### Text extract:
Learn Simplified Words That Work Better

Learn Simplified Words That Work Better

You spent time on that email. You chose words like “utilize,” “endeavor,” “subsequent,” and “please do not hesitate to contact me” because they felt professional. But when an American colleague opened that message, it felt slow, stiff, and a little hard to read. The problem wasn’t your grammar. The problem was word choice. Swapping out overcomplicated words for simplified words is one of the fastest ways to improve your professional writing in English.

This article gives you a practical set of word swaps for emails, presentations, and workplace messages. By the end, you’ll know exactly which formal words to replace, what to use instead, and how to do a quick check before you hit send. This is the kind of lesson Your Daily American is built on: not textbook English, but the real English that works in American offices, meetings, and inboxes.

### Information supplied:
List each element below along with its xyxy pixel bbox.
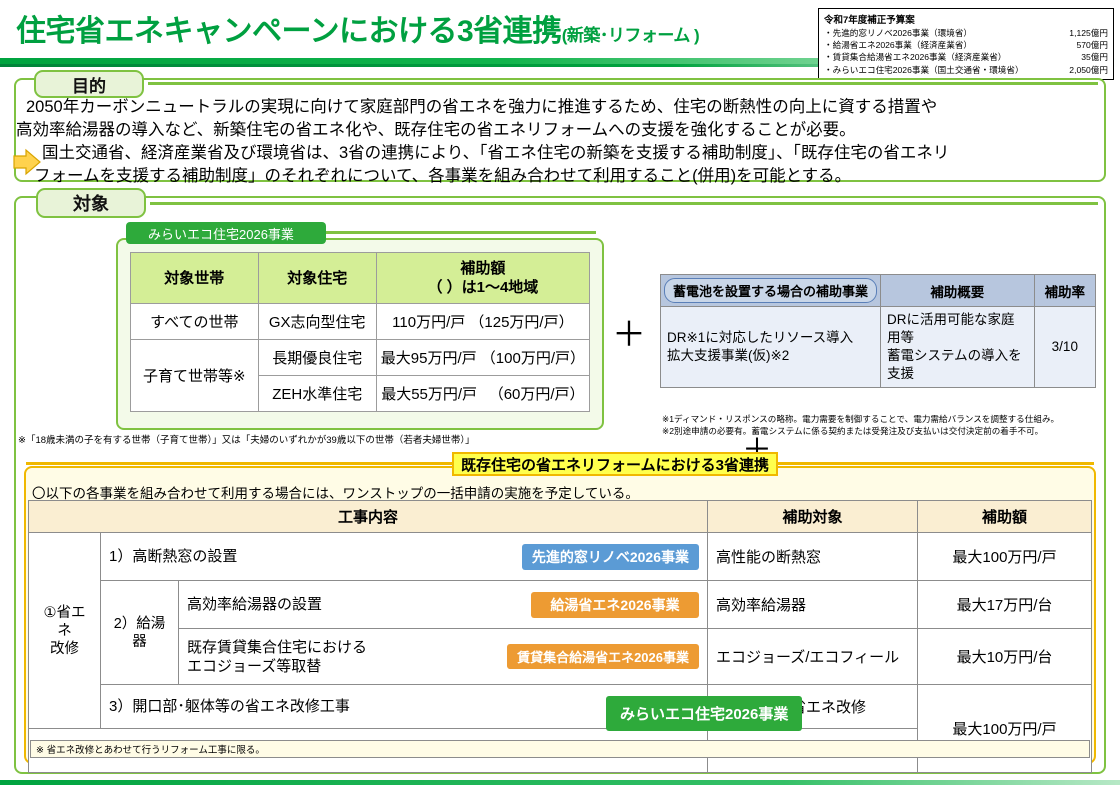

### Actions to take:
A. According to the article on simplified words, what was the problem with the email if it wasn't the grammar?
B. Write the next part of the article on simplified words, picking up right after its final sentence.
The data comes from a separate source and has no connection to the article.

### Results in order:
A. The problem was word choice.

B.
Why complex words often hurt your professional writing

The “formal = complex” mistake many writers make

Many ESL learners believe that longer, more formal words show intelligence or professionalism. In American business writing, the opposite is true. Clarity and directness are the standard. A sentence with “utilize,” “facilitate,” and “endeavor” carries the exact same meaning as one with “use,” “help,” and “try.” The simpler version is faster to read and easier to understand.

Native English-speaking professionals don’t write the way formal grammar books teach. They write to be understood quickly. Directness isn’t laziness, it’s the actual standard in U.S. workplaces, from startups to large corporations.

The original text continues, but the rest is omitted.